'''
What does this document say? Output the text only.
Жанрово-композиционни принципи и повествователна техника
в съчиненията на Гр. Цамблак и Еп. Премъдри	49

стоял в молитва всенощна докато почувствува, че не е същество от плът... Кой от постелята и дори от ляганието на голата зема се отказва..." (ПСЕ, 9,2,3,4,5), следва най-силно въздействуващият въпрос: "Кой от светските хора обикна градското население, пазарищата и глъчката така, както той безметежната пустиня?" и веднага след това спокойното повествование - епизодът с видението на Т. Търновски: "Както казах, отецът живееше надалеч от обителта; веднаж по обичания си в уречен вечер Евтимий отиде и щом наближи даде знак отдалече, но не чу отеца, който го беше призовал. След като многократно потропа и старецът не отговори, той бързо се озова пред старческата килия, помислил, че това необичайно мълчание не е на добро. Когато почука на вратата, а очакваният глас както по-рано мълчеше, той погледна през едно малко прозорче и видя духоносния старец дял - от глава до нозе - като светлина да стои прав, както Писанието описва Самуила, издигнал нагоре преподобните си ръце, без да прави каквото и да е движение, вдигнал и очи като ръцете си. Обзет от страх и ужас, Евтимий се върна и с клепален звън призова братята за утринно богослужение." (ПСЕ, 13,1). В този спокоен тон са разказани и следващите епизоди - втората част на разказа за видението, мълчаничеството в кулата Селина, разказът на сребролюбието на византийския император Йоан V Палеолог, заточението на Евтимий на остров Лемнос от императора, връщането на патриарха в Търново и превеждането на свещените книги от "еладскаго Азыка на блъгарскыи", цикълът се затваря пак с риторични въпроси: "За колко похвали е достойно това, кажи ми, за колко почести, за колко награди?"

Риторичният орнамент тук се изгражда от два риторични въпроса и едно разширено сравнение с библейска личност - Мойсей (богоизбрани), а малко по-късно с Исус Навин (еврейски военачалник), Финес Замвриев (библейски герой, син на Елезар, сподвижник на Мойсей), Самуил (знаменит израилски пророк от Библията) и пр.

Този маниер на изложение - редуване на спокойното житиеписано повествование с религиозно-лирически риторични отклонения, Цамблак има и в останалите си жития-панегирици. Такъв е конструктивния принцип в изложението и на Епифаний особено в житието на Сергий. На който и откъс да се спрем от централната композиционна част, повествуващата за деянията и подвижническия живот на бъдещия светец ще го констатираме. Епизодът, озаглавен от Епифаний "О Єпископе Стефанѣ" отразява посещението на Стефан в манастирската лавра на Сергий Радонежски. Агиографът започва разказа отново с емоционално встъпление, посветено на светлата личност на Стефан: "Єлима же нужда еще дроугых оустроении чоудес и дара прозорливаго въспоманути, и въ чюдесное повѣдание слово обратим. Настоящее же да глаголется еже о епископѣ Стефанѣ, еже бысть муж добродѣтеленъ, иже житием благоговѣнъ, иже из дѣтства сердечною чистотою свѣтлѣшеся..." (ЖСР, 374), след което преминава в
'''
| Prompt |
Extract all the entries word for word.

| Finished exercise |
What does this document say? Output the text only.
Жанрово-композиционни принципи и повествователна техника
в съчиненията на Гр. Цамблак и Еп. Премъдри	49

стоял в молитва всенощна докато почувствува, че не е същество от плът... Кой от постелята и дори от ляганието на голата зема се отказва..." (ПСЕ, 9,2,3,4,5), следва най-силно въздействуващият въпрос: "Кой от светските хора обикна градското население, пазарищата и глъчката така, както той безметежната пустиня?" и веднага след това спокойното повествование - епизодът с видението на Т. Търновски: "Както казах, отецът живееше надалеч от обителта; веднаж по обичания си в уречен вечер Евтимий отиде и щом наближи даде знак отдалече, но не чу отеца, който го беше призовал. След като многократно потропа и старецът не отговори, той бързо се озова пред старческата килия, помислил, че това необичайно мълчание не е на добро. Когато почука на вратата, а очакваният глас както по-рано мълчеше, той погледна през едно малко прозорче и видя духоносния старец дял - от глава до нозе - като светлина да стои прав, както Писанието описва Самуила, издигнал нагоре преподобните си ръце, без да прави каквото и да е движение, вдигнал и очи като ръцете си. Обзет от страх и ужас, Евтимий се върна и с клепален звън призова братята за утринно богослужение." (ПСЕ, 13,1). В този спокоен тон са разказани и следващите епизоди - втората част на разказа за видението, мълчаничеството в кулата Селина, разказът на сребролюбието на византийския император Йоан V Палеолог, заточението на Евтимий на остров Лемнос от императора, връщането на патриарха в Търново и превеждането на свещените книги от "еладскаго Азыка на блъгарскыи", цикълът се затваря пак с риторични въпроси: "За колко похвали е достойно това, кажи ми, за колко почести, за колко награди?"

Риторичният орнамент тук се изгражда от два риторични въпроса и едно разширено сравнение с библейска личност - Мойсей (богоизбрани), а малко по-късно с Исус Навин (еврейски военачалник), Финес Замвриев (библейски герой, син на Елезар, сподвижник на Мойсей), Самуил (знаменит израилски пророк от Библията) и пр.

Този маниер на изложение - редуване на спокойното житиеписано повествование с религиозно-лирически риторични отклонения, Цамблак има и в останалите си жития-панегирици. Такъв е конструктивния принцип в изложението и на Епифаний особено в житието на Сергий. На който и откъс да се спрем от централната композиционна част, повествуващата за деянията и подвижническия живот на бъдещия светец ще го констатираме. Епизодът, озаглавен от Епифаний "О Єпископе Стефанѣ" отразява посещението на Стефан в манастирската лавра на Сергий Радонежски. Агиографът започва разказа отново с емоционално встъпление, посветено на светлата личност на Стефан: "Єлима же нужда еще дроугых оустроении чоудес и дара прозорливаго въспоманути, и въ чюдесное повѣдание слово обратим. Настоящее же да глаголется еже о епископѣ Стефанѣ, еже бысть муж добродѣтеленъ, иже житием благоговѣнъ, иже из дѣтства сердечною чистотою свѣтлѣшеся..." (ЖСР, 374), след което преминава в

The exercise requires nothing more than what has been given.